LISTED ENTRIES:
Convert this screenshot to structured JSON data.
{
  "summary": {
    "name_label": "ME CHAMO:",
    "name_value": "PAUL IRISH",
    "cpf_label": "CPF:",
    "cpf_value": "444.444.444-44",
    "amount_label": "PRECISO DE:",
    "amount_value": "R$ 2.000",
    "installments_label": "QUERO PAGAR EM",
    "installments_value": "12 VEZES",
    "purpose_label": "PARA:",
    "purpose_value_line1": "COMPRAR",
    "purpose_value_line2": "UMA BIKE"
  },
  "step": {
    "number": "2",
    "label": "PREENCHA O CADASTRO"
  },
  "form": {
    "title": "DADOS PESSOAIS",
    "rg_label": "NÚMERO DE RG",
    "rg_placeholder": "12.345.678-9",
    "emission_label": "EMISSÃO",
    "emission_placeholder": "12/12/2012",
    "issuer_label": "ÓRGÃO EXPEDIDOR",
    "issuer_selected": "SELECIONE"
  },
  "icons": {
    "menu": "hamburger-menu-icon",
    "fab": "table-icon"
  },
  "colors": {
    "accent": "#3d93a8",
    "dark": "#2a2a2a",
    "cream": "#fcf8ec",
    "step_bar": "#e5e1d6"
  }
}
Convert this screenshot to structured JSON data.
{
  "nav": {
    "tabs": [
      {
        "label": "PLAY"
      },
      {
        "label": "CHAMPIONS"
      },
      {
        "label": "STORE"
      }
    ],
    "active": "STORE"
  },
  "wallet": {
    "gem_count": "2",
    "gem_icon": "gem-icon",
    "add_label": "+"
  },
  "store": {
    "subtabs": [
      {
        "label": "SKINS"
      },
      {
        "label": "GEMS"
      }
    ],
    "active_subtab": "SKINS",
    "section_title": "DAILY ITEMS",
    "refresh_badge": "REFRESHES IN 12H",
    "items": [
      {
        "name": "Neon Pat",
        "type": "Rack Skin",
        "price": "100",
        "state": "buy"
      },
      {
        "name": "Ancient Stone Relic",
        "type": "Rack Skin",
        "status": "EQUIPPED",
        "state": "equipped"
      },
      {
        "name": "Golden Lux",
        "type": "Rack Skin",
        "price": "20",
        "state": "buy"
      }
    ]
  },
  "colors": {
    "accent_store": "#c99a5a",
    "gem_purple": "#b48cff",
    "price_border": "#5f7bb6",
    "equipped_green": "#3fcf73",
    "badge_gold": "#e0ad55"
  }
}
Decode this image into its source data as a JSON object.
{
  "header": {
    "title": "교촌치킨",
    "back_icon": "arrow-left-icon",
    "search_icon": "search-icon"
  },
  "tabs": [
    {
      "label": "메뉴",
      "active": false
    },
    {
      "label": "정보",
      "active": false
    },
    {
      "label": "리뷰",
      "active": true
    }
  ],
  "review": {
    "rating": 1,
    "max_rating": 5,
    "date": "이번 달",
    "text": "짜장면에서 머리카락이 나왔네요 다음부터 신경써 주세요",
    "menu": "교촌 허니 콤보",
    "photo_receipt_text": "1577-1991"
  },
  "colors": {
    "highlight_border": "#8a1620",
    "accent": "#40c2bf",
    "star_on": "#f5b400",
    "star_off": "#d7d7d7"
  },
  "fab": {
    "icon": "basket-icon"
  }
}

GIVEN INSTRUCTION: Send back every record, precisely as written.

FULL OUTPUT:
Convert this screenshot to structured JSON data.
{
  "summary": {
    "name_label": "ME CHAMO:",
    "name_value": "PAUL IRISH",
    "cpf_label": "CPF:",
    "cpf_value": "444.444.444-44",
    "amount_label": "PRECISO DE:",
    "amount_value": "R$ 2.000",
    "installments_label": "QUERO PAGAR EM",
    "installments_value": "12 VEZES",
    "purpose_label": "PARA:",
    "purpose_value_line1": "COMPRAR",
    "purpose_value_line2": "UMA BIKE"
  },
  "step": {
    "number": "2",
    "label": "PREENCHA O CADASTRO"
  },
  "form": {
    "title": "DADOS PESSOAIS",
    "rg_label": "NÚMERO DE RG",
    "rg_placeholder": "12.345.678-9",
    "emission_label": "EMISSÃO",
    "emission_placeholder": "12/12/2012",
    "issuer_label": "ÓRGÃO EXPEDIDOR",
    "issuer_selected": "SELECIONE"
  },
  "icons": {
    "menu": "hamburger-menu-icon",
    "fab": "table-icon"
  },
  "colors": {
    "accent": "#3d93a8",
    "dark": "#2a2a2a",
    "cream": "#fcf8ec",
    "step_bar": "#e5e1d6"
  }
}
Convert this screenshot to structured JSON data.
{
  "nav": {
    "tabs": [
      {
        "label": "PLAY"
      },
      {
        "label": "CHAMPIONS"
      },
      {
        "label": "STORE"
      }
    ],
    "active": "STORE"
  },
  "wallet": {
    "gem_count": "2",
    "gem_icon": "gem-icon",
    "add_label": "+"
  },
  "store": {
    "subtabs": [
      {
        "label": "SKINS"
      },
      {
        "label": "GEMS"
      }
    ],
    "active_subtab": "SKINS",
    "section_title": "DAILY ITEMS",
    "refresh_badge": "REFRESHES IN 12H",
    "items": [
      {
        "name": "Neon Pat",
        "type": "Rack Skin",
        "price": "100",
        "state": "buy"
      },
      {
        "name": "Ancient Stone Relic",
        "type": "Rack Skin",
        "status": "EQUIPPED",
        "state": "equipped"
      },
      {
        "name": "Golden Lux",
        "type": "Rack Skin",
        "price": "20",
        "state": "buy"
      }
    ]
  },
  "colors": {
    "accent_store": "#c99a5a",
    "gem_purple": "#b48cff",
    "price_border": "#5f7bb6",
    "equipped_green": "#3fcf73",
    "badge_gold": "#e0ad55"
  }
}
Decode this image into its source data as a JSON object.
{
  "header": {
    "title": "교촌치킨",
    "back_icon": "arrow-left-icon",
    "search_icon": "search-icon"
  },
  "tabs": [
    {
      "label": "메뉴",
      "active": false
    },
    {
      "label": "정보",
      "active": false
    },
    {
      "label": "리뷰",
      "active": true
    }
  ],
  "review": {
    "rating": 1,
    "max_rating": 5,
    "date": "이번 달",
    "text": "짜장면에서 머리카락이 나왔네요 다음부터 신경써 주세요",
    "menu": "교촌 허니 콤보",
    "photo_receipt_text": "1577-1991"
  },
  "colors": {
    "highlight_border": "#8a1620",
    "accent": "#40c2bf",
    "star_on": "#f5b400",
    "star_off": "#d7d7d7"
  },
  "fab": {
    "icon": "basket-icon"
  }
}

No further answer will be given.